[Start Information shown]
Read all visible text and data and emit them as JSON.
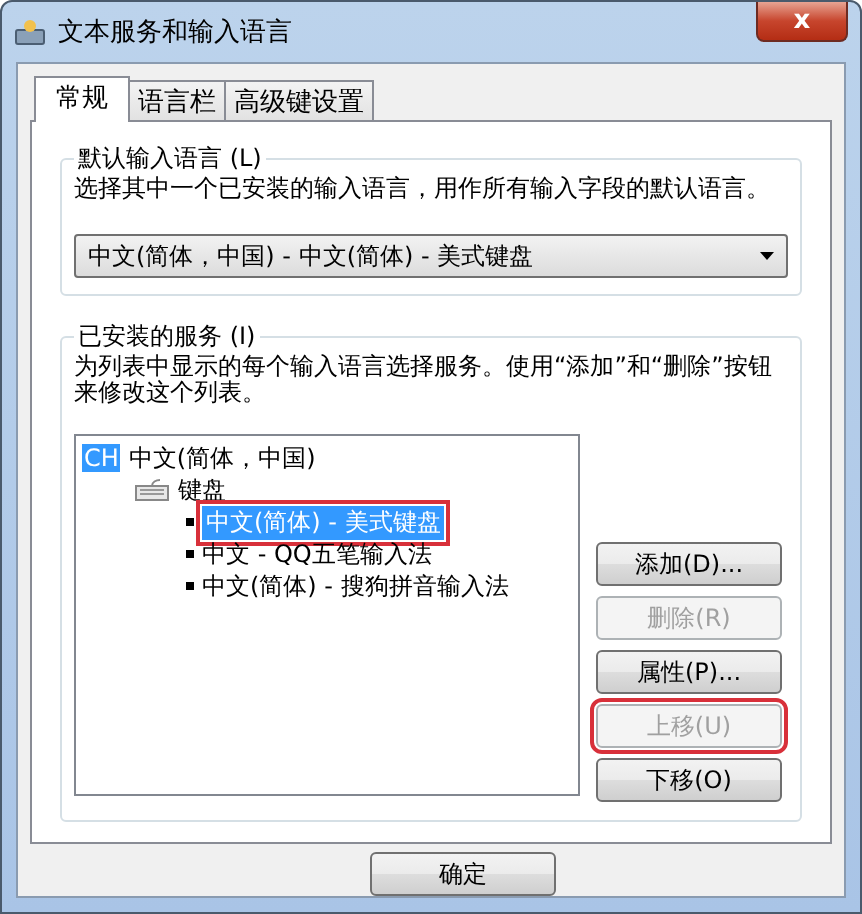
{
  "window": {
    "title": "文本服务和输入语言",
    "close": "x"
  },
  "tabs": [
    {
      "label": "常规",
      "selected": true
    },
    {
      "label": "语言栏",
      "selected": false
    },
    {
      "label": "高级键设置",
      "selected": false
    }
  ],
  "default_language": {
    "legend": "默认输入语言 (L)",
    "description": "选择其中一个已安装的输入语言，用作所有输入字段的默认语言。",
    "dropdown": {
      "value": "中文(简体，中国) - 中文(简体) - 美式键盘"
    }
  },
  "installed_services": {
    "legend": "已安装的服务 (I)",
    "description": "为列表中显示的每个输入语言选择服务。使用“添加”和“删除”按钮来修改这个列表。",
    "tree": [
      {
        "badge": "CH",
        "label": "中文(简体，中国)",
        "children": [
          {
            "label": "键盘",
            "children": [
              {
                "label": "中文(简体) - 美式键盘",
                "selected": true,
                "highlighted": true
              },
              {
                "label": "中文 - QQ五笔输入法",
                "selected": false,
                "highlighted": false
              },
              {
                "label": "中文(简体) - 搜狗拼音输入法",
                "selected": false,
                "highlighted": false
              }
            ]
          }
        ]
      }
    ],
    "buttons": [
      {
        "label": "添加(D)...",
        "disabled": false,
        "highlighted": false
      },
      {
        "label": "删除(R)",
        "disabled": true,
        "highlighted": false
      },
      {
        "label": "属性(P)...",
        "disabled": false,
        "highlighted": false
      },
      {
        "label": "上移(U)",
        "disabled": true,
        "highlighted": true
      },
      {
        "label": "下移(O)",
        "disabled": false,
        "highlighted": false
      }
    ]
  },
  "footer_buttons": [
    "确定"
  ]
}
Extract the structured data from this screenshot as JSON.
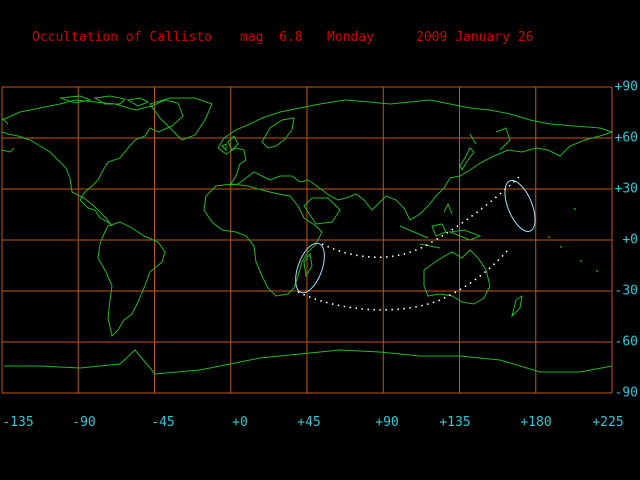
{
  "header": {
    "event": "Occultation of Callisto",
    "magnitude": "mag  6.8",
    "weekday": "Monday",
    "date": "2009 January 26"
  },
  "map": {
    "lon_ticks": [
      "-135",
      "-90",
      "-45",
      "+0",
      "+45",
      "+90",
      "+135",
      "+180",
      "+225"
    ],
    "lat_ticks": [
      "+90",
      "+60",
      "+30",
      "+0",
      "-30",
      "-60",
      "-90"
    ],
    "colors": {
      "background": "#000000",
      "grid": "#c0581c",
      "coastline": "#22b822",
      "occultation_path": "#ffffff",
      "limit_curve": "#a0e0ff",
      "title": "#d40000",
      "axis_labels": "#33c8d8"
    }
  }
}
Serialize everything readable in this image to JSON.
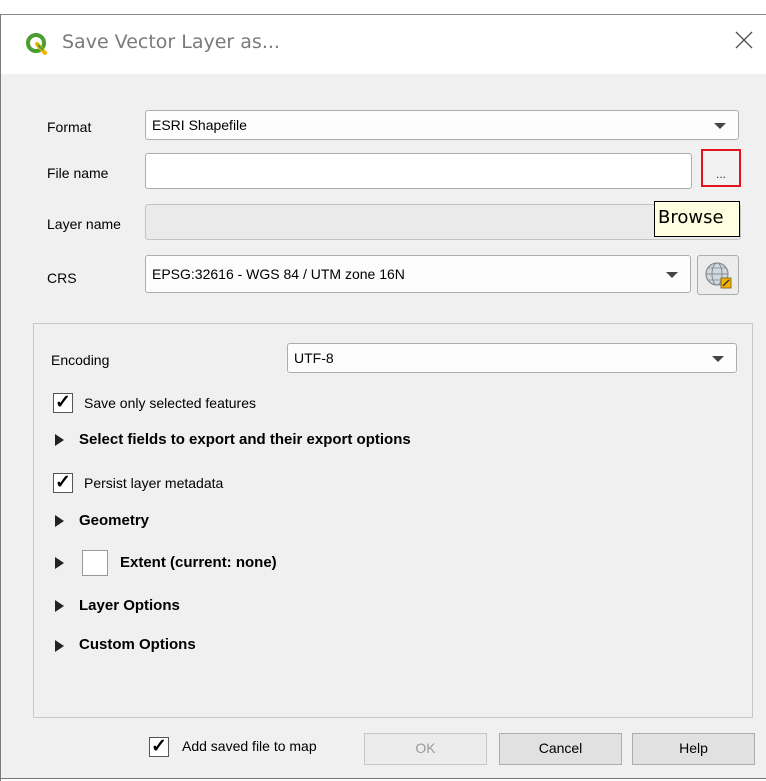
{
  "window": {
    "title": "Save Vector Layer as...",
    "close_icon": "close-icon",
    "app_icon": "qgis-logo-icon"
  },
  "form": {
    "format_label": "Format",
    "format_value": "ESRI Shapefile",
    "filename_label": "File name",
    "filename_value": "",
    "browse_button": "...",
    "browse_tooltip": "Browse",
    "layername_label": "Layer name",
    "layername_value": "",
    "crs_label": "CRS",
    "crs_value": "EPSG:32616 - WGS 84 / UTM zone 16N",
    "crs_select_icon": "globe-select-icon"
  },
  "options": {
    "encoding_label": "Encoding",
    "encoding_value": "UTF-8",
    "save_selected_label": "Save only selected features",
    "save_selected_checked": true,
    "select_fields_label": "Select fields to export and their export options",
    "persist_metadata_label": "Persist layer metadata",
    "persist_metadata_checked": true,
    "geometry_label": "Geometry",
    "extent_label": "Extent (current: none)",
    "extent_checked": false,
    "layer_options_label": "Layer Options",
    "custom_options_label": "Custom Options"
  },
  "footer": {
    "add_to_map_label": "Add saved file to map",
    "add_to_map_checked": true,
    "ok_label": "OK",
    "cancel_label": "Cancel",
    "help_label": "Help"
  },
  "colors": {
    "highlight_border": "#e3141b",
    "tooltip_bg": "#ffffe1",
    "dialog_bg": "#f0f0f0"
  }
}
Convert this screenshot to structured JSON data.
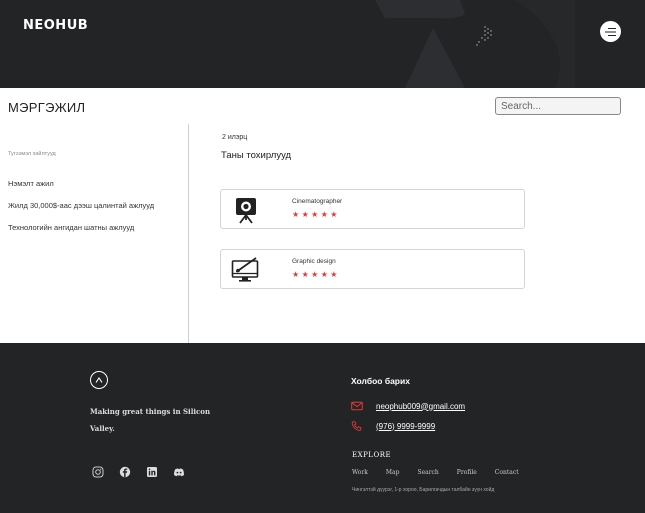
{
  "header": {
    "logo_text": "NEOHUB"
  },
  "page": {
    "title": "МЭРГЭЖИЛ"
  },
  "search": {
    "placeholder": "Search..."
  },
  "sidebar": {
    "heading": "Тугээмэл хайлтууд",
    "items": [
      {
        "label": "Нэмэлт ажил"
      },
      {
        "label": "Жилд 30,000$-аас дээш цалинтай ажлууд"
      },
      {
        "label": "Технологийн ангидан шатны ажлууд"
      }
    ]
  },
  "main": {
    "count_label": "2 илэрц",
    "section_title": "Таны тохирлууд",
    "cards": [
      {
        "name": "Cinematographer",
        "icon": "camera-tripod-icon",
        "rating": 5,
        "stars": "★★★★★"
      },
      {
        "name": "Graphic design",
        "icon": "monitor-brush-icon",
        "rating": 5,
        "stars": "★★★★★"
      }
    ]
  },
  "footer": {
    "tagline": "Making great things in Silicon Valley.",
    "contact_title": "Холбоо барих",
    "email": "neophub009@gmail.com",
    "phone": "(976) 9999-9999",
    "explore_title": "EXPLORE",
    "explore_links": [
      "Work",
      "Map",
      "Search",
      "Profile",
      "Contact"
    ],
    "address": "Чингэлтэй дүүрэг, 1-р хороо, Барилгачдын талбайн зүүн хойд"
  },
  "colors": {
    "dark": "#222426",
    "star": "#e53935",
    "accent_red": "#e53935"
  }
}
[End Information shown]
[Start Information shown]
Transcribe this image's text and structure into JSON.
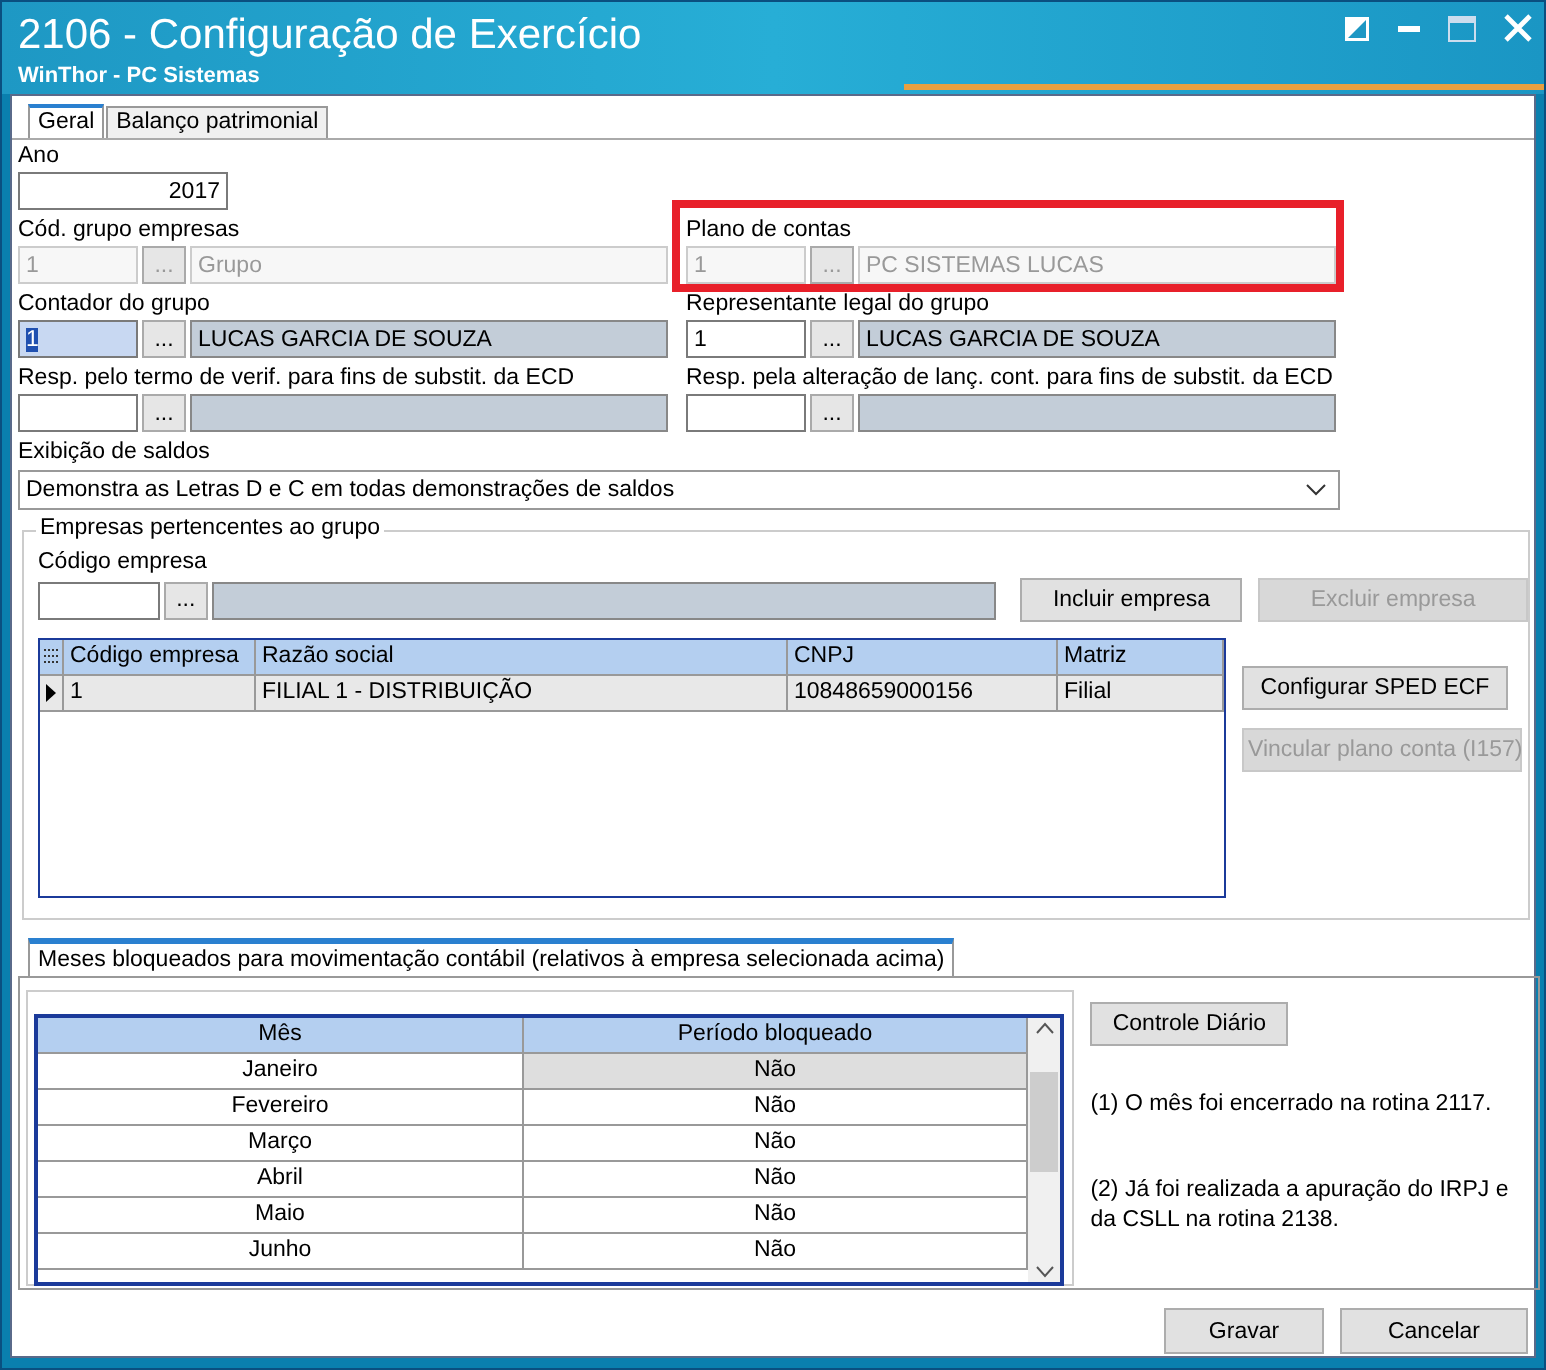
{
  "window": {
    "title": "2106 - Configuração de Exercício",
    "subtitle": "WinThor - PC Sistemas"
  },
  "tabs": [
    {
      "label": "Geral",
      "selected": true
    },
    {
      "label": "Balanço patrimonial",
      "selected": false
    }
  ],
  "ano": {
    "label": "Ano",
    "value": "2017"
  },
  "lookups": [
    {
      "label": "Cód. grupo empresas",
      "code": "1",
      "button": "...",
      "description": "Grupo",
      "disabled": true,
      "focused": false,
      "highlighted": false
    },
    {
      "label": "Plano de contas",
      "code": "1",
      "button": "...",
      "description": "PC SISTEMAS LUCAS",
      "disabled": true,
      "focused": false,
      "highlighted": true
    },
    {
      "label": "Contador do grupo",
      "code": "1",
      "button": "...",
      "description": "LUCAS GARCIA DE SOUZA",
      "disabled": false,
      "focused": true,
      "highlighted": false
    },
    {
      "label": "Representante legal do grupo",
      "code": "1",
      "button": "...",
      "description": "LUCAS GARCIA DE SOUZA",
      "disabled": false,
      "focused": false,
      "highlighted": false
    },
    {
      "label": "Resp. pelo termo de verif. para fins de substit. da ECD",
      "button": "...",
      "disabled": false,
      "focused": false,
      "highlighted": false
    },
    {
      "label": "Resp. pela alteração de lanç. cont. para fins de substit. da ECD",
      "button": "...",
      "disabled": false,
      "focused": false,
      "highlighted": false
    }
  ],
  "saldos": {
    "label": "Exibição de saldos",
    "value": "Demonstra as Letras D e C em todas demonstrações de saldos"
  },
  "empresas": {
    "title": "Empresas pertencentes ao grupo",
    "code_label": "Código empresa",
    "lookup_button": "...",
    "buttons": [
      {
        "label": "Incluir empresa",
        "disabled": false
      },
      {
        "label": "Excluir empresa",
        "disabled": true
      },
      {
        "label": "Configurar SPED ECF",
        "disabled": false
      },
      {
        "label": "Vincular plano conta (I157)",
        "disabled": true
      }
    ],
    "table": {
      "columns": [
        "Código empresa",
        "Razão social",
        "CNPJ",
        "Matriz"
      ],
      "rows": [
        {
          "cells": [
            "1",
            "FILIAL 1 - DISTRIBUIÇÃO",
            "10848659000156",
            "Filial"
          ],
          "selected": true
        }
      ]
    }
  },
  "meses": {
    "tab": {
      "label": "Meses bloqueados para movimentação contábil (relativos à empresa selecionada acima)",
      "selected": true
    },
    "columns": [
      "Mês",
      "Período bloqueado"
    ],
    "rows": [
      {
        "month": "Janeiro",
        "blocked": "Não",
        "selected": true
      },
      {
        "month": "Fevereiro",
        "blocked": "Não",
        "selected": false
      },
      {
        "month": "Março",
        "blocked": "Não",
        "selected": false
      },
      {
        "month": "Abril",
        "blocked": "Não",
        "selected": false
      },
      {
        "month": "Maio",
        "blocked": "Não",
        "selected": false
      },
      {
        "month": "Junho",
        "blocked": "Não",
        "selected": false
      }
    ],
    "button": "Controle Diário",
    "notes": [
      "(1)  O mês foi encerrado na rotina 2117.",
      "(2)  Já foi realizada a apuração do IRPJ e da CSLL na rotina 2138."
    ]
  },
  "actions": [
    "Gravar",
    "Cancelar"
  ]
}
[End Information shown]
[Start Information shown]
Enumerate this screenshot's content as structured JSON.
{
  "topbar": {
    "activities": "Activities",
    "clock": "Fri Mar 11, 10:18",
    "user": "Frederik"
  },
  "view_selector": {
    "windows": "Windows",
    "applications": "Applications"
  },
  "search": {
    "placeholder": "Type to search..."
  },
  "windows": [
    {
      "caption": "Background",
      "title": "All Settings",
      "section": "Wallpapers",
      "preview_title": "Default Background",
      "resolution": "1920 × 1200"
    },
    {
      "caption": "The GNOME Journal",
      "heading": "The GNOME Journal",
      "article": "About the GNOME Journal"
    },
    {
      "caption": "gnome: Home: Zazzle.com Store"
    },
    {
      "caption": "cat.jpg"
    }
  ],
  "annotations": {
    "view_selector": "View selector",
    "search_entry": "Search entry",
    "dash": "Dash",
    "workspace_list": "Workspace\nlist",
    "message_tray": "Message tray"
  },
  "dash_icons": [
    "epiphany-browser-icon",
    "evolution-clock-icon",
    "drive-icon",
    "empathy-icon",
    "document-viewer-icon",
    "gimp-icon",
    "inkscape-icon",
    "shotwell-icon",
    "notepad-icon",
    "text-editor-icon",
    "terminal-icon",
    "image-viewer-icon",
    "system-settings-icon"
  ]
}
[End Information shown]
### [Given task]
Check the records above line by line and tally those holding the string "description". Answer with the number only.

### [Worked answer]
6